Write out the records below once more, exactly as they stand.

___ Records provided

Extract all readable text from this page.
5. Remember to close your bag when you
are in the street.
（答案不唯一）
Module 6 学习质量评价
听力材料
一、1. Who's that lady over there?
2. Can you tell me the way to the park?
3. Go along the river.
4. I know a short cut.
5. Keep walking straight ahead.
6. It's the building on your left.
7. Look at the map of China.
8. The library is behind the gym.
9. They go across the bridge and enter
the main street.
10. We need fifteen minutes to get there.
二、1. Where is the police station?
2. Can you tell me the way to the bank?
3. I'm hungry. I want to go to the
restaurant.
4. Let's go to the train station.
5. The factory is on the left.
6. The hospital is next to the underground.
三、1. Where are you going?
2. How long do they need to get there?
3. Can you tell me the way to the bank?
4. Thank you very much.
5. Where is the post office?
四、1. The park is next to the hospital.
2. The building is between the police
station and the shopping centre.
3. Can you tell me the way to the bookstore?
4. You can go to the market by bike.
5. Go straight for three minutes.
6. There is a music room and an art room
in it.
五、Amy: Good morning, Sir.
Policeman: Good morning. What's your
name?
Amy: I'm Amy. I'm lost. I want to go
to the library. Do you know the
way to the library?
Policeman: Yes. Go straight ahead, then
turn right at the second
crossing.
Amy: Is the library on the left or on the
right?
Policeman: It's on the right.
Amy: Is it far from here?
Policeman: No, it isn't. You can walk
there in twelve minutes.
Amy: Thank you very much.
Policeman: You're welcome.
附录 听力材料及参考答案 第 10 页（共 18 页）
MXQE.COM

______

▸ **Response**
Extract all readable text from this page.
5. Remember to close your bag when you
are in the street.
（答案不唯一）
Module 6 学习质量评价
听力材料
一、1. Who's that lady over there?
2. Can you tell me the way to the park?
3. Go along the river.
4. I know a short cut.
5. Keep walking straight ahead.
6. It's the building on your left.
7. Look at the map of China.
8. The library is behind the gym.
9. They go across the bridge and enter
the main street.
10. We need fifteen minutes to get there.
二、1. Where is the police station?
2. Can you tell me the way to the bank?
3. I'm hungry. I want to go to the
restaurant.
4. Let's go to the train station.
5. The factory is on the left.
6. The hospital is next to the underground.
三、1. Where are you going?
2. How long do they need to get there?
3. Can you tell me the way to the bank?
4. Thank you very much.
5. Where is the post office?
四、1. The park is next to the hospital.
2. The building is between the police
station and the shopping centre.
3. Can you tell me the way to the bookstore?
4. You can go to the market by bike.
5. Go straight for three minutes.
6. There is a music room and an art room
in it.
五、Amy: Good morning, Sir.
Policeman: Good morning. What's your
name?
Amy: I'm Amy. I'm lost. I want to go
to the library. Do you know the
way to the library?
Policeman: Yes. Go straight ahead, then
turn right at the second
crossing.
Amy: Is the library on the left or on the
right?
Policeman: It's on the right.
Amy: Is it far from here?
Policeman: No, it isn't. You can walk
there in twelve minutes.
Amy: Thank you very much.
Policeman: You're welcome.
附录 听力材料及参考答案 第 10 页（共 18 页）
MXQE.COM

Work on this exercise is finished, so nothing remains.